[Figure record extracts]
┌──

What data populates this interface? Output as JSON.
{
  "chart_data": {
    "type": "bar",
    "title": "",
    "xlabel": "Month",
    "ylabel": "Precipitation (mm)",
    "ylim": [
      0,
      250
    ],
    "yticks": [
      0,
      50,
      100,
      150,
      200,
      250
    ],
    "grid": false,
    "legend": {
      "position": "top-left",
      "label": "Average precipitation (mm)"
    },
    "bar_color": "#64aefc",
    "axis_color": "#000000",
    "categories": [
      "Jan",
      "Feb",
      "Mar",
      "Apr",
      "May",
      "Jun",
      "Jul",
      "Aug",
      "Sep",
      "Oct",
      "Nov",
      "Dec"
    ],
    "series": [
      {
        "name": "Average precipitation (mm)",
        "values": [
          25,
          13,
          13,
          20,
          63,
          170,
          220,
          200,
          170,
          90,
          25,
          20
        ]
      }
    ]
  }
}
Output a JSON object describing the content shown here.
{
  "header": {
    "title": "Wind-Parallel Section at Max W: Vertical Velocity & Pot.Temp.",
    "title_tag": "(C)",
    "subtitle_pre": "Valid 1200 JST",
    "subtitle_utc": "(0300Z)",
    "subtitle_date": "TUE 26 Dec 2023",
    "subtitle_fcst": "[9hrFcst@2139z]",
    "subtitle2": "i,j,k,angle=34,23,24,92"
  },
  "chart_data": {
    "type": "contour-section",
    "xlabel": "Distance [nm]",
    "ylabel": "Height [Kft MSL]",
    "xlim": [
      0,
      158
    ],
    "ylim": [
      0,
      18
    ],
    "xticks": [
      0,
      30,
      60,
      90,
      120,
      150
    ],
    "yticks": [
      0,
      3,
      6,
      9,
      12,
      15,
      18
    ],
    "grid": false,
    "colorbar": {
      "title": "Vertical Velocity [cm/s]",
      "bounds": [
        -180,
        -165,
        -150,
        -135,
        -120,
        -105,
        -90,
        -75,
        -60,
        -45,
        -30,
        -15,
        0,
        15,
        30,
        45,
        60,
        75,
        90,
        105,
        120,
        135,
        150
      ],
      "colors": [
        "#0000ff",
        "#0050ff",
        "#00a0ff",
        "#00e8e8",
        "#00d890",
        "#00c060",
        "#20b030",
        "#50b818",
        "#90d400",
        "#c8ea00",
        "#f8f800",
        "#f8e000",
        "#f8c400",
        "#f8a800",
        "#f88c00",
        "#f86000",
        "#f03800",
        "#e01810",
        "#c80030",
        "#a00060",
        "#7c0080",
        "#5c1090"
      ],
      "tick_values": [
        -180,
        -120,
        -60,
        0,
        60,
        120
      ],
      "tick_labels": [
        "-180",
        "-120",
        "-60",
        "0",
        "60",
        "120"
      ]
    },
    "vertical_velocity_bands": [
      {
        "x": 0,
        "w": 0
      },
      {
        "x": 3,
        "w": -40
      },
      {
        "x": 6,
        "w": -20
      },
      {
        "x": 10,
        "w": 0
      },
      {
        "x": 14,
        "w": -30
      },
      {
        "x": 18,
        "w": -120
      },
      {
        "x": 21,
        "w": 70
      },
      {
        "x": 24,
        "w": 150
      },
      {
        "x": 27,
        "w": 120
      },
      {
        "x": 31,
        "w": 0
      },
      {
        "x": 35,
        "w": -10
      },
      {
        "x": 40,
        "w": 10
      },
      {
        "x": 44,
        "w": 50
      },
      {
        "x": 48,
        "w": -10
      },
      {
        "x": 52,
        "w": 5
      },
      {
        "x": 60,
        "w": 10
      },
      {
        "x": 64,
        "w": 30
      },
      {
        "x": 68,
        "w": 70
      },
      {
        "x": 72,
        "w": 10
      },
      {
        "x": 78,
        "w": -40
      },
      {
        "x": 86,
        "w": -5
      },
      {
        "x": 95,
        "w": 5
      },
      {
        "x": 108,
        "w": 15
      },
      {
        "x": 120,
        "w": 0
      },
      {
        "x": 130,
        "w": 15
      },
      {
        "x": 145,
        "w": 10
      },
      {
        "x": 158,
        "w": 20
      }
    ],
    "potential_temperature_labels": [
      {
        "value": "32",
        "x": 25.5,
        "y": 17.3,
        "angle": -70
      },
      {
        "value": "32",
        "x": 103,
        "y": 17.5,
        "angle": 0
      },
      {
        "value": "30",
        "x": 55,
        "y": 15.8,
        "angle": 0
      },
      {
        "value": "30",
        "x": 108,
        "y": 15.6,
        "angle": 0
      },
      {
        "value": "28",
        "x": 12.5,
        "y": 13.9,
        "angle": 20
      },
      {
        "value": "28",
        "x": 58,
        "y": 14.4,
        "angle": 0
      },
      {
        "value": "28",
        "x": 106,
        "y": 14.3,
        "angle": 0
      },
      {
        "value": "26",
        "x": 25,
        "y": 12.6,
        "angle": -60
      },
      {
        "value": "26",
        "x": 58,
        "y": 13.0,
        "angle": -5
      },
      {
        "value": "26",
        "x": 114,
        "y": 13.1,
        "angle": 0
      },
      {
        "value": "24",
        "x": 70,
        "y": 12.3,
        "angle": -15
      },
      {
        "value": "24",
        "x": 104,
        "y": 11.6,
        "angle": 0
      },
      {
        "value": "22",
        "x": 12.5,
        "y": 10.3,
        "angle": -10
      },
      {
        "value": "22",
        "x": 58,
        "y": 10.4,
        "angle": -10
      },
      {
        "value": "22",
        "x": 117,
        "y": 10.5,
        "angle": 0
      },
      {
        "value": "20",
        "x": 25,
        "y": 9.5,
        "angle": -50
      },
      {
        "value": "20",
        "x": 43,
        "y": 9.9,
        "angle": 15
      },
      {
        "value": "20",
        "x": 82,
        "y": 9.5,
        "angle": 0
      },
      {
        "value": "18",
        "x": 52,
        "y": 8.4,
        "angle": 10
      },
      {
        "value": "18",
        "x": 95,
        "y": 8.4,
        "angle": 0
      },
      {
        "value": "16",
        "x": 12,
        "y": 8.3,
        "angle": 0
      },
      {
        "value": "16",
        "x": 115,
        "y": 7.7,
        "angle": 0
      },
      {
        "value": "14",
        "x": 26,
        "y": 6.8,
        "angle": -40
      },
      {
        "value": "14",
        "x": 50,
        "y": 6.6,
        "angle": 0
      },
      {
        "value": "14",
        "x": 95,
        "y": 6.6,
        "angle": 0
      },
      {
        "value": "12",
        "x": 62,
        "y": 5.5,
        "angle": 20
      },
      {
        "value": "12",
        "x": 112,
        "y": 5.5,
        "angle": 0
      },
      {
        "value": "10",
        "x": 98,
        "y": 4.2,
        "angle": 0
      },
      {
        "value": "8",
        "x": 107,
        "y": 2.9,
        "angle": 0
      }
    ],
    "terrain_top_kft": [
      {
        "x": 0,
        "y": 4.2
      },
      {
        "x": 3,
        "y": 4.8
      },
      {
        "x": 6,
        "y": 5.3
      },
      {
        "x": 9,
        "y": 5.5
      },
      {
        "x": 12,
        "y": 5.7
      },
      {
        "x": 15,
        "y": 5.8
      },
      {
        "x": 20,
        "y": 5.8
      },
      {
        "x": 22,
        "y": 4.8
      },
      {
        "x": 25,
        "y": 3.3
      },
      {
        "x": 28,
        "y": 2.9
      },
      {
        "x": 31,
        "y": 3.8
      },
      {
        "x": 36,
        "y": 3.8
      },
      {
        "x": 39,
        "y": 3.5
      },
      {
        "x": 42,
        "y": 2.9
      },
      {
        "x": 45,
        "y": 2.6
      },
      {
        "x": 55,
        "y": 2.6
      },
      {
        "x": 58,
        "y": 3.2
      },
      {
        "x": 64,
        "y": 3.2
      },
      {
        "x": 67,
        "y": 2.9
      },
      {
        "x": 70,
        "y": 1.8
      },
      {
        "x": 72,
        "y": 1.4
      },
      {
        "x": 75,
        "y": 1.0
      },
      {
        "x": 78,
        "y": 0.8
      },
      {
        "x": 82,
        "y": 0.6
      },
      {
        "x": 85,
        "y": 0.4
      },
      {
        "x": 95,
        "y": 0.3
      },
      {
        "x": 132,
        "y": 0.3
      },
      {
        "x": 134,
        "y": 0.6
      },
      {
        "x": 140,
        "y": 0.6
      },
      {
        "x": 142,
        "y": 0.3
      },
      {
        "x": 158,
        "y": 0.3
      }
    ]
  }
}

└──

→ **Given instruction**: Scan the listing above. Gather each line that contains the word "ylabel".

→ **Correct answer**:
    "ylabel": "Precipitation (mm)",
    "ylabel": "Height [Kft MSL]",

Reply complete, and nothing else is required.